▶ _GIVEN PROBLEM_:
Retype each line exactly. Skip images.

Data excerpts

** begin **

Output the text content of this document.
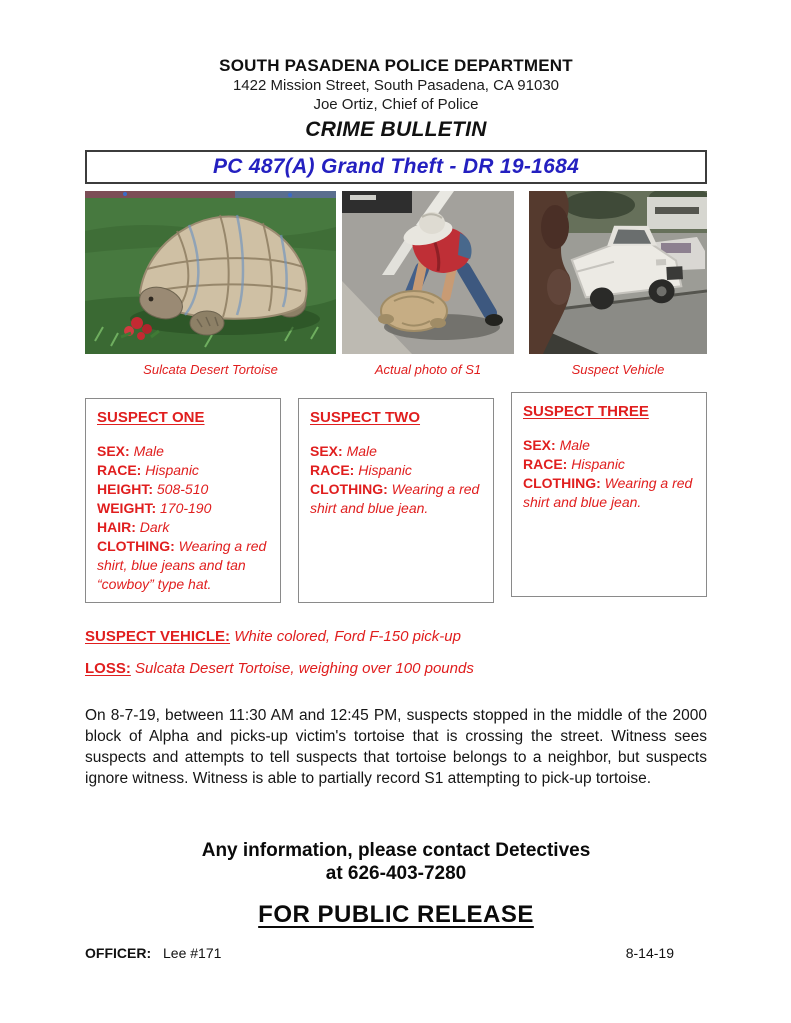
SOUTH PASADENA POLICE DEPARTMENT
1422 Mission Street, South Pasadena, CA 91030
Joe Ortiz, Chief of Police
CRIME BULLETIN
PC 487(A) Grand Theft - DR 19-1684
Sulcata Desert Tortoise	Actual photo of S1	Suspect Vehicle
SUSPECT ONE
SEX: Male
RACE: Hispanic
HEIGHT: 508-510
WEIGHT: 170-190
HAIR: Dark
CLOTHING: Wearing a red shirt, blue jeans and tan “cowboy” type hat.
SUSPECT TWO
SEX: Male
RACE: Hispanic
CLOTHING: Wearing a red shirt and blue jean.
SUSPECT THREE
SEX: Male
RACE: Hispanic
CLOTHING: Wearing a red shirt and blue jean.
SUSPECT VEHICLE: White colored, Ford F-150 pick-up
LOSS: Sulcata Desert Tortoise, weighing over 100 pounds

On 8-7-19, between 11:30 AM and 12:45 PM, suspects stopped in the middle of the 2000 block of Alpha and picks-up victim's tortoise that is crossing the street. Witness sees suspects and attempts to tell suspects that tortoise belongs to a neighbor, but suspects ignore witness. Witness is able to partially record S1 attempting to pick-up tortoise.

Any information, please contact Detectives
at 626-403-7280
FOR PUBLIC RELEASE
OFFICER: Lee #171	8-14-19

** end **

▶ _ANSWER TO THIS TASK_:
Output the text content of this document.
SOUTH PASADENA POLICE DEPARTMENT
1422 Mission Street, South Pasadena, CA 91030
Joe Ortiz, Chief of Police
CRIME BULLETIN
PC 487(A) Grand Theft - DR 19-1684
Sulcata Desert Tortoise	Actual photo of S1	Suspect Vehicle
SUSPECT ONE
SEX: Male
RACE: Hispanic
HEIGHT: 508-510
WEIGHT: 170-190
HAIR: Dark
CLOTHING: Wearing a red shirt, blue jeans and tan “cowboy” type hat.
SUSPECT TWO
SEX: Male
RACE: Hispanic
CLOTHING: Wearing a red shirt and blue jean.
SUSPECT THREE
SEX: Male
RACE: Hispanic
CLOTHING: Wearing a red shirt and blue jean.
SUSPECT VEHICLE: White colored, Ford F-150 pick-up
LOSS: Sulcata Desert Tortoise, weighing over 100 pounds

On 8-7-19, between 11:30 AM and 12:45 PM, suspects stopped in the middle of the 2000 block of Alpha and picks-up victim's tortoise that is crossing the street. Witness sees suspects and attempts to tell suspects that tortoise belongs to a neighbor, but suspects ignore witness. Witness is able to partially record S1 attempting to pick-up tortoise.

Any information, please contact Detectives
at 626-403-7280
FOR PUBLIC RELEASE
OFFICER: Lee #171	8-14-19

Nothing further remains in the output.